↓↓↓
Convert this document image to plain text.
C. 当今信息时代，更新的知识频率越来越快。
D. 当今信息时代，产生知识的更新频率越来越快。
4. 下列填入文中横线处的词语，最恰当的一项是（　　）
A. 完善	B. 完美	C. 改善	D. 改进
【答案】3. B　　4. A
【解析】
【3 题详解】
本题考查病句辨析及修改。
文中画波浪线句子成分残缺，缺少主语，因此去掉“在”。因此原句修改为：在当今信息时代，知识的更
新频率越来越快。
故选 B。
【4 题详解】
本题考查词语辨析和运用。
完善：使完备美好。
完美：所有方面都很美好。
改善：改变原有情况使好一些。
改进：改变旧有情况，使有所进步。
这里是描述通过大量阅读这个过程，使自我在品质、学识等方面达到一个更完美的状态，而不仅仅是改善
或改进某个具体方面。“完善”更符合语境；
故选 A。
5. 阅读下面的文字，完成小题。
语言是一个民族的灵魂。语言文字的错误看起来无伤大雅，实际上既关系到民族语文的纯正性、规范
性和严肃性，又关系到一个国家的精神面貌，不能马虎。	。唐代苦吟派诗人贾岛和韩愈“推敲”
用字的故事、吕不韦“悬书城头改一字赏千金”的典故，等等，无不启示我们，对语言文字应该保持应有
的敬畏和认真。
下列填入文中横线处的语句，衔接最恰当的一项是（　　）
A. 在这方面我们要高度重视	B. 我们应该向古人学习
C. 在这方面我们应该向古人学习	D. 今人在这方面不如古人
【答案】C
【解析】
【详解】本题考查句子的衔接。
↑↑↑
TASK PROMPT:
Give the complete listing a second time, exactly as it reads.

WRITTEN RESPONSE:
Convert this document image to plain text.
C. 当今信息时代，更新的知识频率越来越快。
D. 当今信息时代，产生知识的更新频率越来越快。
4. 下列填入文中横线处的词语，最恰当的一项是（　　）
A. 完善	B. 完美	C. 改善	D. 改进
【答案】3. B　　4. A
【解析】
【3 题详解】
本题考查病句辨析及修改。
文中画波浪线句子成分残缺，缺少主语，因此去掉“在”。因此原句修改为：在当今信息时代，知识的更
新频率越来越快。
故选 B。
【4 题详解】
本题考查词语辨析和运用。
完善：使完备美好。
完美：所有方面都很美好。
改善：改变原有情况使好一些。
改进：改变旧有情况，使有所进步。
这里是描述通过大量阅读这个过程，使自我在品质、学识等方面达到一个更完美的状态，而不仅仅是改善
或改进某个具体方面。“完善”更符合语境；
故选 A。
5. 阅读下面的文字，完成小题。
语言是一个民族的灵魂。语言文字的错误看起来无伤大雅，实际上既关系到民族语文的纯正性、规范
性和严肃性，又关系到一个国家的精神面貌，不能马虎。	。唐代苦吟派诗人贾岛和韩愈“推敲”
用字的故事、吕不韦“悬书城头改一字赏千金”的典故，等等，无不启示我们，对语言文字应该保持应有
的敬畏和认真。
下列填入文中横线处的语句，衔接最恰当的一项是（　　）
A. 在这方面我们要高度重视	B. 我们应该向古人学习
C. 在这方面我们应该向古人学习	D. 今人在这方面不如古人
【答案】C
【解析】
【详解】本题考查句子的衔接。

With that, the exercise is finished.